= EXERCISE BRIEF =
Work out how many lines of the data hold the string "mortier", and reply with that number alone.

-----

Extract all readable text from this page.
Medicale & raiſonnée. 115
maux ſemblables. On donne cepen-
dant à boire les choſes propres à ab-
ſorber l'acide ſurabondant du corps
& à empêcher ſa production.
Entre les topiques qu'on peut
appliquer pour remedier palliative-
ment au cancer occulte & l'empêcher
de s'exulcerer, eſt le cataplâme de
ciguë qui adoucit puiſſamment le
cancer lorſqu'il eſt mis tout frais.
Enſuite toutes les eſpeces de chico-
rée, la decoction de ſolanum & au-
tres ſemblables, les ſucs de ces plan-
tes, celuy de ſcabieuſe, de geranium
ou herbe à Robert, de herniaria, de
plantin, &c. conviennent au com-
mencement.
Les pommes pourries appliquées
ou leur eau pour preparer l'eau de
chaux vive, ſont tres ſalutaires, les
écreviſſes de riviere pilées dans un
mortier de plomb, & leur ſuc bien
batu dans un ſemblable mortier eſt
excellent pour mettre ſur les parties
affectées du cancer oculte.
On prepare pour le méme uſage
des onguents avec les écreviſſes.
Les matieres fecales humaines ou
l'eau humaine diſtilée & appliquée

-----

= THE OUTPUT =
2